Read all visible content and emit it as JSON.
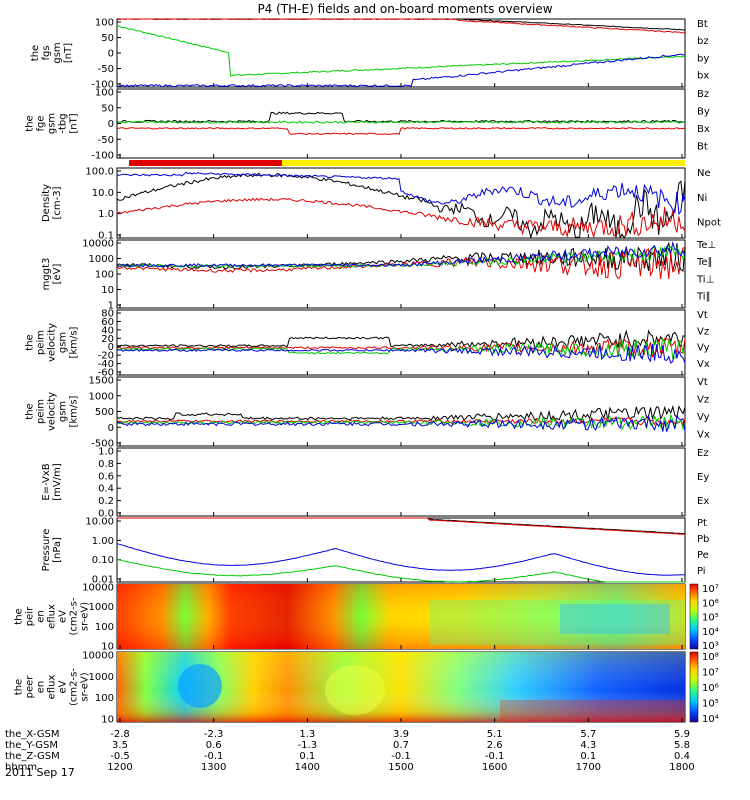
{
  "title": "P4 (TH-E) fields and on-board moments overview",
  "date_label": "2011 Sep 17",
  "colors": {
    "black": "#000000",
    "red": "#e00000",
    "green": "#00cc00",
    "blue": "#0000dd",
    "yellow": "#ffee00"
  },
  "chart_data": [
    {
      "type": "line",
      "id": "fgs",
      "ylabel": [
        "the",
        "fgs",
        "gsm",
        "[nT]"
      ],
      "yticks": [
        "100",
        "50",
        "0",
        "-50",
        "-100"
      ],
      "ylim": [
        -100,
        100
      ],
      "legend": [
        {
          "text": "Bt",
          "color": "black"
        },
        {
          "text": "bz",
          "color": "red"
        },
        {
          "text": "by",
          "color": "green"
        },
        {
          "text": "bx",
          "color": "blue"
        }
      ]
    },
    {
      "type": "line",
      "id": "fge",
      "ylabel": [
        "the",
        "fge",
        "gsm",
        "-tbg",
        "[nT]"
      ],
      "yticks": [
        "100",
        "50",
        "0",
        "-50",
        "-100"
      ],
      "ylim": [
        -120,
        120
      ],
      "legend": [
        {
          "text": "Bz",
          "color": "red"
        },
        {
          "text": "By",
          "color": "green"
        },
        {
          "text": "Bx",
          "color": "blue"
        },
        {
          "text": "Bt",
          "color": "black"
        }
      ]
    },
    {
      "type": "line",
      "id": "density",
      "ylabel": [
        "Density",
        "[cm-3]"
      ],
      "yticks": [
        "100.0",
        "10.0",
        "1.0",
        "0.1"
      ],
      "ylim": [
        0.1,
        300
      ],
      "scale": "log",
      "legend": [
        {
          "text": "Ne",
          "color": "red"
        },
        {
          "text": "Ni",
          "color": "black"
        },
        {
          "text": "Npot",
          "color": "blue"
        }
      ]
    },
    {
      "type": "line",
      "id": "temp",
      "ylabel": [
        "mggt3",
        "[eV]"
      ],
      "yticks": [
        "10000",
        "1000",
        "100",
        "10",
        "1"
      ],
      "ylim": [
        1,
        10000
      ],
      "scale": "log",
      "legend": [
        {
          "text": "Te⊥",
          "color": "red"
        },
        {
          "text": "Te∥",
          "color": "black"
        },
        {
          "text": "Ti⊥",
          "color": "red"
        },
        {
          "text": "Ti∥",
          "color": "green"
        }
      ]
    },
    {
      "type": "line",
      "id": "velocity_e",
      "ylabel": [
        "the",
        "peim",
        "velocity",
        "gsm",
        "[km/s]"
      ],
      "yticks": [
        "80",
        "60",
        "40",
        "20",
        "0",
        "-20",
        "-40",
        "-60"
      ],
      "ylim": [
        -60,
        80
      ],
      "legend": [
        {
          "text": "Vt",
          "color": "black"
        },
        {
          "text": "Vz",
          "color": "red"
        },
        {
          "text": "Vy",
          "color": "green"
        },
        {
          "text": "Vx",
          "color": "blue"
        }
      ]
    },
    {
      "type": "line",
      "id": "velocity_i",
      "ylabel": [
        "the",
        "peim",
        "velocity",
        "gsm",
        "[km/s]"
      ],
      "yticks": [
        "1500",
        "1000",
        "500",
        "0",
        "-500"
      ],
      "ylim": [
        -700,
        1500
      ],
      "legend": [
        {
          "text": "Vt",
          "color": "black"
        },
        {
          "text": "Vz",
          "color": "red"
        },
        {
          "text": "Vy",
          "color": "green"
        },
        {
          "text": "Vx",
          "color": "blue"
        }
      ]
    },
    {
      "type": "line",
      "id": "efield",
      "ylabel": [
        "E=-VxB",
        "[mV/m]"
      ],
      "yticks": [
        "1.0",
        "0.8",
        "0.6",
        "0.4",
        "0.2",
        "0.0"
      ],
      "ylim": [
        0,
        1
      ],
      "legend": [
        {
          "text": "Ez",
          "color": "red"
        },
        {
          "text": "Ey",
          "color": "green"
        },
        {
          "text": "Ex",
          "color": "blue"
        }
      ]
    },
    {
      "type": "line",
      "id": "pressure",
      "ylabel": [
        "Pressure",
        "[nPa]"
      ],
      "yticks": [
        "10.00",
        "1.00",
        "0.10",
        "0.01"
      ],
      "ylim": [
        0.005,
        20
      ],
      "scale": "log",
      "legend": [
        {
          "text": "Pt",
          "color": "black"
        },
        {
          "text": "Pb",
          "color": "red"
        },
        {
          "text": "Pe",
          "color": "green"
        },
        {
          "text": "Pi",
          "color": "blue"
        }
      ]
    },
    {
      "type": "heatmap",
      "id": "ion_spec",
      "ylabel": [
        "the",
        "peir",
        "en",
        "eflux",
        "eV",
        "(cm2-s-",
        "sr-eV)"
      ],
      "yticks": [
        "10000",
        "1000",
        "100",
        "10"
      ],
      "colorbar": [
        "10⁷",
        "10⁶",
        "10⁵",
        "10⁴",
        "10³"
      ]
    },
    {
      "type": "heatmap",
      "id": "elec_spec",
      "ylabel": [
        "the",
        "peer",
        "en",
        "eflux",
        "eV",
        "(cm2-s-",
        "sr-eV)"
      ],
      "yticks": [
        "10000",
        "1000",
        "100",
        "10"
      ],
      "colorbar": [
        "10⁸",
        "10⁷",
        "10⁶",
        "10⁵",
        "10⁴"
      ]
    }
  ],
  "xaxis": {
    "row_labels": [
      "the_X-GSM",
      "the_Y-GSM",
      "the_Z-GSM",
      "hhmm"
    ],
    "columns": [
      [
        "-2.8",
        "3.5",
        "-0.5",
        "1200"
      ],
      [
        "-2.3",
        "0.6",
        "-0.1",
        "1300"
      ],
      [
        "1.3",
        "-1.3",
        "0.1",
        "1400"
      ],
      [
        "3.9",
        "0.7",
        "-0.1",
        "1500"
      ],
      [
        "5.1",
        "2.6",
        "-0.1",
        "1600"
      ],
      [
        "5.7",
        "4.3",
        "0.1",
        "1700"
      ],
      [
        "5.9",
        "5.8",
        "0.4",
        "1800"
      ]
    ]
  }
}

______________________________

**Aim of the task:** Can you retype every record above exactly, leaving out the pictures?

**Solution to this problem:**
Read all visible content and emit it as JSON.
{
  "title": "P4 (TH-E) fields and on-board moments overview",
  "date_label": "2011 Sep 17",
  "colors": {
    "black": "#000000",
    "red": "#e00000",
    "green": "#00cc00",
    "blue": "#0000dd",
    "yellow": "#ffee00"
  },
  "chart_data": [
    {
      "type": "line",
      "id": "fgs",
      "ylabel": [
        "the",
        "fgs",
        "gsm",
        "[nT]"
      ],
      "yticks": [
        "100",
        "50",
        "0",
        "-50",
        "-100"
      ],
      "ylim": [
        -100,
        100
      ],
      "legend": [
        {
          "text": "Bt",
          "color": "black"
        },
        {
          "text": "bz",
          "color": "red"
        },
        {
          "text": "by",
          "color": "green"
        },
        {
          "text": "bx",
          "color": "blue"
        }
      ]
    },
    {
      "type": "line",
      "id": "fge",
      "ylabel": [
        "the",
        "fge",
        "gsm",
        "-tbg",
        "[nT]"
      ],
      "yticks": [
        "100",
        "50",
        "0",
        "-50",
        "-100"
      ],
      "ylim": [
        -120,
        120
      ],
      "legend": [
        {
          "text": "Bz",
          "color": "red"
        },
        {
          "text": "By",
          "color": "green"
        },
        {
          "text": "Bx",
          "color": "blue"
        },
        {
          "text": "Bt",
          "color": "black"
        }
      ]
    },
    {
      "type": "line",
      "id": "density",
      "ylabel": [
        "Density",
        "[cm-3]"
      ],
      "yticks": [
        "100.0",
        "10.0",
        "1.0",
        "0.1"
      ],
      "ylim": [
        0.1,
        300
      ],
      "scale": "log",
      "legend": [
        {
          "text": "Ne",
          "color": "red"
        },
        {
          "text": "Ni",
          "color": "black"
        },
        {
          "text": "Npot",
          "color": "blue"
        }
      ]
    },
    {
      "type": "line",
      "id": "temp",
      "ylabel": [
        "mggt3",
        "[eV]"
      ],
      "yticks": [
        "10000",
        "1000",
        "100",
        "10",
        "1"
      ],
      "ylim": [
        1,
        10000
      ],
      "scale": "log",
      "legend": [
        {
          "text": "Te⊥",
          "color": "red"
        },
        {
          "text": "Te∥",
          "color": "black"
        },
        {
          "text": "Ti⊥",
          "color": "red"
        },
        {
          "text": "Ti∥",
          "color": "green"
        }
      ]
    },
    {
      "type": "line",
      "id": "velocity_e",
      "ylabel": [
        "the",
        "peim",
        "velocity",
        "gsm",
        "[km/s]"
      ],
      "yticks": [
        "80",
        "60",
        "40",
        "20",
        "0",
        "-20",
        "-40",
        "-60"
      ],
      "ylim": [
        -60,
        80
      ],
      "legend": [
        {
          "text": "Vt",
          "color": "black"
        },
        {
          "text": "Vz",
          "color": "red"
        },
        {
          "text": "Vy",
          "color": "green"
        },
        {
          "text": "Vx",
          "color": "blue"
        }
      ]
    },
    {
      "type": "line",
      "id": "velocity_i",
      "ylabel": [
        "the",
        "peim",
        "velocity",
        "gsm",
        "[km/s]"
      ],
      "yticks": [
        "1500",
        "1000",
        "500",
        "0",
        "-500"
      ],
      "ylim": [
        -700,
        1500
      ],
      "legend": [
        {
          "text": "Vt",
          "color": "black"
        },
        {
          "text": "Vz",
          "color": "red"
        },
        {
          "text": "Vy",
          "color": "green"
        },
        {
          "text": "Vx",
          "color": "blue"
        }
      ]
    },
    {
      "type": "line",
      "id": "efield",
      "ylabel": [
        "E=-VxB",
        "[mV/m]"
      ],
      "yticks": [
        "1.0",
        "0.8",
        "0.6",
        "0.4",
        "0.2",
        "0.0"
      ],
      "ylim": [
        0,
        1
      ],
      "legend": [
        {
          "text": "Ez",
          "color": "red"
        },
        {
          "text": "Ey",
          "color": "green"
        },
        {
          "text": "Ex",
          "color": "blue"
        }
      ]
    },
    {
      "type": "line",
      "id": "pressure",
      "ylabel": [
        "Pressure",
        "[nPa]"
      ],
      "yticks": [
        "10.00",
        "1.00",
        "0.10",
        "0.01"
      ],
      "ylim": [
        0.005,
        20
      ],
      "scale": "log",
      "legend": [
        {
          "text": "Pt",
          "color": "black"
        },
        {
          "text": "Pb",
          "color": "red"
        },
        {
          "text": "Pe",
          "color": "green"
        },
        {
          "text": "Pi",
          "color": "blue"
        }
      ]
    },
    {
      "type": "heatmap",
      "id": "ion_spec",
      "ylabel": [
        "the",
        "peir",
        "en",
        "eflux",
        "eV",
        "(cm2-s-",
        "sr-eV)"
      ],
      "yticks": [
        "10000",
        "1000",
        "100",
        "10"
      ],
      "colorbar": [
        "10⁷",
        "10⁶",
        "10⁵",
        "10⁴",
        "10³"
      ]
    },
    {
      "type": "heatmap",
      "id": "elec_spec",
      "ylabel": [
        "the",
        "peer",
        "en",
        "eflux",
        "eV",
        "(cm2-s-",
        "sr-eV)"
      ],
      "yticks": [
        "10000",
        "1000",
        "100",
        "10"
      ],
      "colorbar": [
        "10⁸",
        "10⁷",
        "10⁶",
        "10⁵",
        "10⁴"
      ]
    }
  ],
  "xaxis": {
    "row_labels": [
      "the_X-GSM",
      "the_Y-GSM",
      "the_Z-GSM",
      "hhmm"
    ],
    "columns": [
      [
        "-2.8",
        "3.5",
        "-0.5",
        "1200"
      ],
      [
        "-2.3",
        "0.6",
        "-0.1",
        "1300"
      ],
      [
        "1.3",
        "-1.3",
        "0.1",
        "1400"
      ],
      [
        "3.9",
        "0.7",
        "-0.1",
        "1500"
      ],
      [
        "5.1",
        "2.6",
        "-0.1",
        "1600"
      ],
      [
        "5.7",
        "4.3",
        "0.1",
        "1700"
      ],
      [
        "5.9",
        "5.8",
        "0.4",
        "1800"
      ]
    ]
  }
}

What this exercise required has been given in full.